-- start of Recorded data --
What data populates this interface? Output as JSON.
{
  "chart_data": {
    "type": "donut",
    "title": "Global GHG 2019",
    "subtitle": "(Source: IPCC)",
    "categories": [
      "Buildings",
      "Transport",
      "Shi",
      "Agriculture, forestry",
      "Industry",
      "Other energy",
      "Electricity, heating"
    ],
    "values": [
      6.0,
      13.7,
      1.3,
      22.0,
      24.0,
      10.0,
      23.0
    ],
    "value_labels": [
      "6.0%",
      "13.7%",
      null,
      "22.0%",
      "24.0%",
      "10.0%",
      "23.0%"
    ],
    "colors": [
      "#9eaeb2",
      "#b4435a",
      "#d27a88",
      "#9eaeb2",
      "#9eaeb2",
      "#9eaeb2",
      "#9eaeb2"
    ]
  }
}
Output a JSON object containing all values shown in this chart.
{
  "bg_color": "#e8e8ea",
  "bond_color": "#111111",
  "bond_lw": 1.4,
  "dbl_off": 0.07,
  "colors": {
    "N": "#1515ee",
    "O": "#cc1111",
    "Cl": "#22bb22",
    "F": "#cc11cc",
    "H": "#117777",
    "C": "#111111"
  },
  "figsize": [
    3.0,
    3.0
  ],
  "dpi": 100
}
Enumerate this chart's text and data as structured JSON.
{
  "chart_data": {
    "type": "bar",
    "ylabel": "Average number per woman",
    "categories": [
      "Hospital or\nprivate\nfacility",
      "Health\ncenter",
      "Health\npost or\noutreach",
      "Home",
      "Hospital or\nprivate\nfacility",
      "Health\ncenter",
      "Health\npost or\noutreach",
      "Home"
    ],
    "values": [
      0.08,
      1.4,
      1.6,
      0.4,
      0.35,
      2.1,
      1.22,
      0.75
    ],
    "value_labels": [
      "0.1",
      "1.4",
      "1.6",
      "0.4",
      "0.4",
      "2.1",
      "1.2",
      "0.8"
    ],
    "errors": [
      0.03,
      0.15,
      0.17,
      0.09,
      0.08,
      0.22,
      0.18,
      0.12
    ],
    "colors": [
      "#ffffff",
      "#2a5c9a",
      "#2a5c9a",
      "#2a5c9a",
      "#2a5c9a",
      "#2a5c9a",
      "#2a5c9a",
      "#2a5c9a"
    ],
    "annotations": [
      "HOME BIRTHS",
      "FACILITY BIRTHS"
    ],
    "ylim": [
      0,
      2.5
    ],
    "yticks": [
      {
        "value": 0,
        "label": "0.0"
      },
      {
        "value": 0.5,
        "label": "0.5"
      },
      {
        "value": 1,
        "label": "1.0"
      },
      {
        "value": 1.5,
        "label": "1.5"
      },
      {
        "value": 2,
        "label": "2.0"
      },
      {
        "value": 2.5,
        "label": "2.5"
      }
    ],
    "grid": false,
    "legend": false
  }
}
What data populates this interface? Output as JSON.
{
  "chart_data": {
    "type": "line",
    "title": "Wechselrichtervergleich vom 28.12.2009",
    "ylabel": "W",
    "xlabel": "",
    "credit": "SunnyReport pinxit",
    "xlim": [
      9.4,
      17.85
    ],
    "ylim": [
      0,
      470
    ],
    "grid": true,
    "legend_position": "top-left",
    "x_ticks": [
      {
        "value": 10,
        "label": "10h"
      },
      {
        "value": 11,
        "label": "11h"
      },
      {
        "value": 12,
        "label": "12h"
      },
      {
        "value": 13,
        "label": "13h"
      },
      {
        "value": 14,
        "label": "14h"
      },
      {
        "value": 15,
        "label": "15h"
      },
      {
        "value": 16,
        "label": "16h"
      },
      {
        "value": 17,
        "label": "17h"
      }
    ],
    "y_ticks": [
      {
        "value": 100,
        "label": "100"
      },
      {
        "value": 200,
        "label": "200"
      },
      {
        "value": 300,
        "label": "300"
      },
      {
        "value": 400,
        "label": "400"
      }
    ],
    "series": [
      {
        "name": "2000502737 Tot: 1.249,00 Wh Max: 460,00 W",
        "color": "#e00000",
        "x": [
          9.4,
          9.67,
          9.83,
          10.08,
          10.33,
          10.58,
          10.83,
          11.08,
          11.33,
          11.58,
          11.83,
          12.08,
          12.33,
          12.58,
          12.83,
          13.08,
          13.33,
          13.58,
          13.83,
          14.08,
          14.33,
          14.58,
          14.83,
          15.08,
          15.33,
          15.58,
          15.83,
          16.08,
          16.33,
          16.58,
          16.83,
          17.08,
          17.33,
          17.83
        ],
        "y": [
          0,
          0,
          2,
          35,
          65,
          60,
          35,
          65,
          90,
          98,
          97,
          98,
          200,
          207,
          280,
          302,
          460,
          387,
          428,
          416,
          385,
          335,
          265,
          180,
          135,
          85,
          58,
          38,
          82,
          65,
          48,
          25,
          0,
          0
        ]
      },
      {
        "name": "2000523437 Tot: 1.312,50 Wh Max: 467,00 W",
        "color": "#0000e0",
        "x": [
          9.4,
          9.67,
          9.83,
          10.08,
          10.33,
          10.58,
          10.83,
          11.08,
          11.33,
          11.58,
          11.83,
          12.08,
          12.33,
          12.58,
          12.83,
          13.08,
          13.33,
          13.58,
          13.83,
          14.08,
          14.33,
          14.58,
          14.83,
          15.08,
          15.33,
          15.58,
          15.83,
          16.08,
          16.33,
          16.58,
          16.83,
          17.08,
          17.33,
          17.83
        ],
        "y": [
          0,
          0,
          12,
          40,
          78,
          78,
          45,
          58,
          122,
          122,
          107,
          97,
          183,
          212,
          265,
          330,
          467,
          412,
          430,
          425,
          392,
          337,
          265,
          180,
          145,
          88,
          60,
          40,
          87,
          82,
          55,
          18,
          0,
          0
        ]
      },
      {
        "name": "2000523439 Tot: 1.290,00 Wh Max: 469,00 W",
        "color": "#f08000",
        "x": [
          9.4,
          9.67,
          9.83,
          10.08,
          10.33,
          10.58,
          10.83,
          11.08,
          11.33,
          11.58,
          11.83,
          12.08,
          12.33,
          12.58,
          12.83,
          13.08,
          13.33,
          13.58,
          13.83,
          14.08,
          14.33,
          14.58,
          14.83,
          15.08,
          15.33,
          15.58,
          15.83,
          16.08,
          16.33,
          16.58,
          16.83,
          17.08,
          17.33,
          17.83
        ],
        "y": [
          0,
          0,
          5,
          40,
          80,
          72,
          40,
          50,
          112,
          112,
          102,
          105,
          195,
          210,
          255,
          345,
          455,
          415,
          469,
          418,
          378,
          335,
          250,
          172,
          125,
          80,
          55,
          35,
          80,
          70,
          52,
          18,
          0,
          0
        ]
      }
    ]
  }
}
-- end of Recorded data --
■ Requirement
Repeat the entries exactly, all of them.

■ The completed task
What data populates this interface? Output as JSON.
{
  "chart_data": {
    "type": "donut",
    "title": "Global GHG 2019",
    "subtitle": "(Source: IPCC)",
    "categories": [
      "Buildings",
      "Transport",
      "Shi",
      "Agriculture, forestry",
      "Industry",
      "Other energy",
      "Electricity, heating"
    ],
    "values": [
      6.0,
      13.7,
      1.3,
      22.0,
      24.0,
      10.0,
      23.0
    ],
    "value_labels": [
      "6.0%",
      "13.7%",
      null,
      "22.0%",
      "24.0%",
      "10.0%",
      "23.0%"
    ],
    "colors": [
      "#9eaeb2",
      "#b4435a",
      "#d27a88",
      "#9eaeb2",
      "#9eaeb2",
      "#9eaeb2",
      "#9eaeb2"
    ]
  }
}
Output a JSON object containing all values shown in this chart.
{
  "bg_color": "#e8e8ea",
  "bond_color": "#111111",
  "bond_lw": 1.4,
  "dbl_off": 0.07,
  "colors": {
    "N": "#1515ee",
    "O": "#cc1111",
    "Cl": "#22bb22",
    "F": "#cc11cc",
    "H": "#117777",
    "C": "#111111"
  },
  "figsize": [
    3.0,
    3.0
  ],
  "dpi": 100
}
Enumerate this chart's text and data as structured JSON.
{
  "chart_data": {
    "type": "bar",
    "ylabel": "Average number per woman",
    "categories": [
      "Hospital or\nprivate\nfacility",
      "Health\ncenter",
      "Health\npost or\noutreach",
      "Home",
      "Hospital or\nprivate\nfacility",
      "Health\ncenter",
      "Health\npost or\noutreach",
      "Home"
    ],
    "values": [
      0.08,
      1.4,
      1.6,
      0.4,
      0.35,
      2.1,
      1.22,
      0.75
    ],
    "value_labels": [
      "0.1",
      "1.4",
      "1.6",
      "0.4",
      "0.4",
      "2.1",
      "1.2",
      "0.8"
    ],
    "errors": [
      0.03,
      0.15,
      0.17,
      0.09,
      0.08,
      0.22,
      0.18,
      0.12
    ],
    "colors": [
      "#ffffff",
      "#2a5c9a",
      "#2a5c9a",
      "#2a5c9a",
      "#2a5c9a",
      "#2a5c9a",
      "#2a5c9a",
      "#2a5c9a"
    ],
    "annotations": [
      "HOME BIRTHS",
      "FACILITY BIRTHS"
    ],
    "ylim": [
      0,
      2.5
    ],
    "yticks": [
      {
        "value": 0,
        "label": "0.0"
      },
      {
        "value": 0.5,
        "label": "0.5"
      },
      {
        "value": 1,
        "label": "1.0"
      },
      {
        "value": 1.5,
        "label": "1.5"
      },
      {
        "value": 2,
        "label": "2.0"
      },
      {
        "value": 2.5,
        "label": "2.5"
      }
    ],
    "grid": false,
    "legend": false
  }
}
What data populates this interface? Output as JSON.
{
  "chart_data": {
    "type": "line",
    "title": "Wechselrichtervergleich vom 28.12.2009",
    "ylabel": "W",
    "xlabel": "",
    "credit": "SunnyReport pinxit",
    "xlim": [
      9.4,
      17.85
    ],
    "ylim": [
      0,
      470
    ],
    "grid": true,
    "legend_position": "top-left",
    "x_ticks": [
      {
        "value": 10,
        "label": "10h"
      },
      {
        "value": 11,
        "label": "11h"
      },
      {
        "value": 12,
        "label": "12h"
      },
      {
        "value": 13,
        "label": "13h"
      },
      {
        "value": 14,
        "label": "14h"
      },
      {
        "value": 15,
        "label": "15h"
      },
      {
        "value": 16,
        "label": "16h"
      },
      {
        "value": 17,
        "label": "17h"
      }
    ],
    "y_ticks": [
      {
        "value": 100,
        "label": "100"
      },
      {
        "value": 200,
        "label": "200"
      },
      {
        "value": 300,
        "label": "300"
      },
      {
        "value": 400,
        "label": "400"
      }
    ],
    "series": [
      {
        "name": "2000502737 Tot: 1.249,00 Wh Max: 460,00 W",
        "color": "#e00000",
        "x": [
          9.4,
          9.67,
          9.83,
          10.08,
          10.33,
          10.58,
          10.83,
          11.08,
          11.33,
          11.58,
          11.83,
          12.08,
          12.33,
          12.58,
          12.83,
          13.08,
          13.33,
          13.58,
          13.83,
          14.08,
          14.33,
          14.58,
          14.83,
          15.08,
          15.33,
          15.58,
          15.83,
          16.08,
          16.33,
          16.58,
          16.83,
          17.08,
          17.33,
          17.83
        ],
        "y": [
          0,
          0,
          2,
          35,
          65,
          60,
          35,
          65,
          90,
          98,
          97,
          98,
          200,
          207,
          280,
          302,
          460,
          387,
          428,
          416,
          385,
          335,
          265,
          180,
          135,
          85,
          58,
          38,
          82,
          65,
          48,
          25,
          0,
          0
        ]
      },
      {
        "name": "2000523437 Tot: 1.312,50 Wh Max: 467,00 W",
        "color": "#0000e0",
        "x": [
          9.4,
          9.67,
          9.83,
          10.08,
          10.33,
          10.58,
          10.83,
          11.08,
          11.33,
          11.58,
          11.83,
          12.08,
          12.33,
          12.58,
          12.83,
          13.08,
          13.33,
          13.58,
          13.83,
          14.08,
          14.33,
          14.58,
          14.83,
          15.08,
          15.33,
          15.58,
          15.83,
          16.08,
          16.33,
          16.58,
          16.83,
          17.08,
          17.33,
          17.83
        ],
        "y": [
          0,
          0,
          12,
          40,
          78,
          78,
          45,
          58,
          122,
          122,
          107,
          97,
          183,
          212,
          265,
          330,
          467,
          412,
          430,
          425,
          392,
          337,
          265,
          180,
          145,
          88,
          60,
          40,
          87,
          82,
          55,
          18,
          0,
          0
        ]
      },
      {
        "name": "2000523439 Tot: 1.290,00 Wh Max: 469,00 W",
        "color": "#f08000",
        "x": [
          9.4,
          9.67,
          9.83,
          10.08,
          10.33,
          10.58,
          10.83,
          11.08,
          11.33,
          11.58,
          11.83,
          12.08,
          12.33,
          12.58,
          12.83,
          13.08,
          13.33,
          13.58,
          13.83,
          14.08,
          14.33,
          14.58,
          14.83,
          15.08,
          15.33,
          15.58,
          15.83,
          16.08,
          16.33,
          16.58,
          16.83,
          17.08,
          17.33,
          17.83
        ],
        "y": [
          0,
          0,
          5,
          40,
          80,
          72,
          40,
          50,
          112,
          112,
          102,
          105,
          195,
          210,
          255,
          345,
          455,
          415,
          469,
          418,
          378,
          335,
          250,
          172,
          125,
          80,
          55,
          35,
          80,
          70,
          52,
          18,
          0,
          0
        ]
      }
    ]
  }
}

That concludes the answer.